Provided material:
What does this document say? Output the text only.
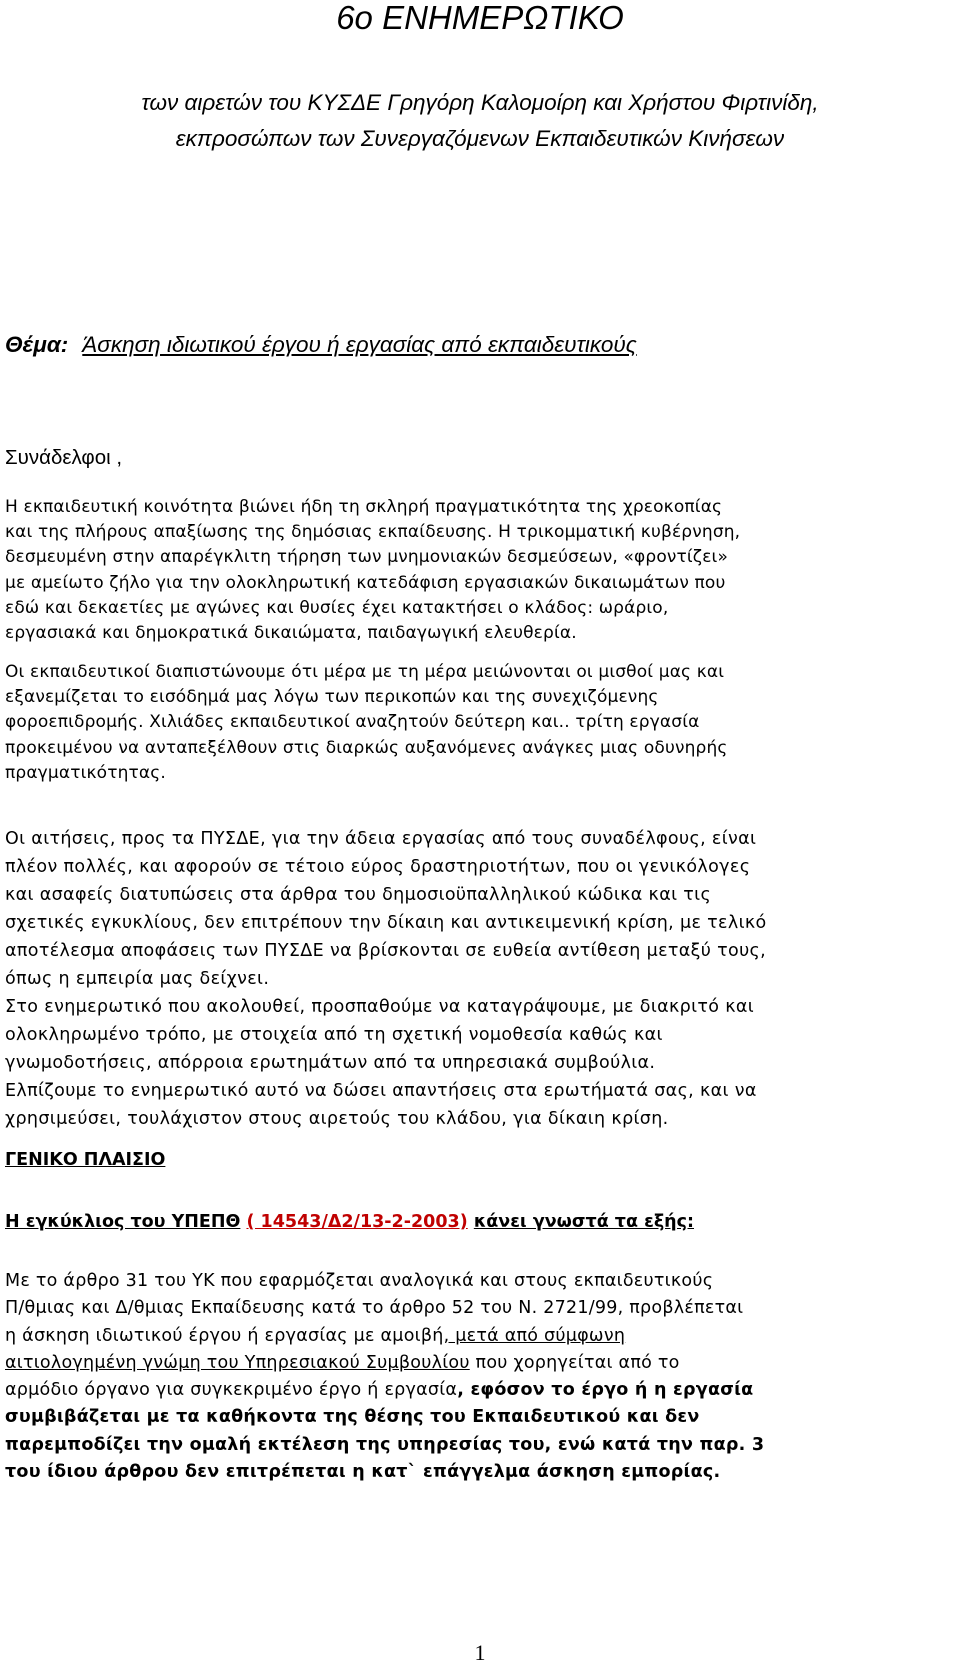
6ο ΕΝΗΜΕΡΩΤΙΚΟ
των αιρετών του ΚΥΣΔΕ Γρηγόρη Καλομοίρη και Χρήστου Φιρτινίδη,
εκπροσώπων των Συνεργαζόμενων Εκπαιδευτικών Κινήσεων
Θέμα: Άσκηση ιδιωτικού έργου ή εργασίας από εκπαιδευτικούς
Συνάδελφοι ,

Η εκπαιδευτική κοινότητα βιώνει ήδη τη σκληρή πραγματικότητα της χρεοκοπίας

και της πλήρους απαξίωσης της δημόσιας εκπαίδευσης. Η τρικομματική κυβέρνηση,

δεσμευμένη στην απαρέγκλιτη τήρηση των μνημονιακών δεσμεύσεων, «φροντίζει»

με αμείωτο ζήλο για την ολοκληρωτική κατεδάφιση εργασιακών δικαιωμάτων που

εδώ και δεκαετίες με αγώνες και θυσίες έχει κατακτήσει ο κλάδος: ωράριο,

εργασιακά και δημοκρατικά δικαιώματα, παιδαγωγική ελευθερία.

Οι εκπαιδευτικοί διαπιστώνουμε ότι μέρα με τη μέρα μειώνονται οι μισθοί μας και

εξανεμίζεται το εισόδημά μας λόγω των περικοπών και της συνεχιζόμενης

φοροεπιδρομής. Χιλιάδες εκπαιδευτικοί αναζητούν δεύτερη και.. τρίτη εργασία

προκειμένου να ανταπεξέλθουν στις διαρκώς αυξανόμενες ανάγκες μιας οδυνηρής

πραγματικότητας.

Οι αιτήσεις, προς τα ΠΥΣΔΕ, για την άδεια εργασίας από τους συναδέλφους, είναι

πλέον πολλές, και αφορούν σε τέτοιο εύρος δραστηριοτήτων, που οι γενικόλογες

και ασαφείς διατυπώσεις στα άρθρα του δημοσιοϋπαλληλικού κώδικα και τις

σχετικές εγκυκλίους, δεν επιτρέπουν την δίκαιη και αντικειμενική κρίση, με τελικό

αποτέλεσμα αποφάσεις των ΠΥΣΔΕ να βρίσκονται σε ευθεία αντίθεση μεταξύ τους,

όπως η εμπειρία μας δείχνει.

Στο ενημερωτικό που ακολουθεί, προσπαθούμε να καταγράψουμε, με διακριτό και

ολοκληρωμένο τρόπο, με στοιχεία από τη σχετική νομοθεσία καθώς και

γνωμοδοτήσεις, απόρροια ερωτημάτων από τα υπηρεσιακά συμβούλια.

Ελπίζουμε το ενημερωτικό αυτό να δώσει απαντήσεις στα ερωτήματά σας, και να

χρησιμεύσει, τουλάχιστον στους αιρετούς του κλάδου, για δίκαιη κρίση.

ΓΕΝΙΚΟ ΠΛΑΙΣΙΟ
Η εγκύκλιος του ΥΠΕΠΘ ( 14543/Δ2/13-2-2003) κάνει γνωστά τα εξής:

Με το άρθρο 31 του ΥΚ που εφαρμόζεται αναλογικά και στους εκπαιδευτικούς

Π/θμιας και Δ/θμιας Εκπαίδευσης κατά το άρθρο 52 του Ν. 2721/99, προβλέπεται

η άσκηση ιδιωτικού έργου ή εργασίας με αμοιβή, μετά από σύμφωνη

αιτιολογημένη γνώμη του Υπηρεσιακού Συμβουλίου που χορηγείται από το

αρμόδιο όργανο για συγκεκριμένο έργο ή εργασία, εφόσον το έργο ή η εργασία

συμβιβάζεται με τα καθήκοντα της θέσης του Εκπαιδευτικού και δεν

παρεμποδίζει την ομαλή εκτέλεση της υπηρεσίας του, ενώ κατά την παρ. 3

του ίδιου άρθρου δεν επιτρέπεται η κατ` επάγγελμα άσκηση εμπορίας.

1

Exercise details:
Collect from the data above every line that includes "ενημερωτικό".

Task answer:
Στο ενημερωτικό που ακολουθεί, προσπαθούμε να καταγράψουμε, με διακριτό και
Ελπίζουμε το ενημερωτικό αυτό να δώσει απαντήσεις στα ερωτήματά σας, και να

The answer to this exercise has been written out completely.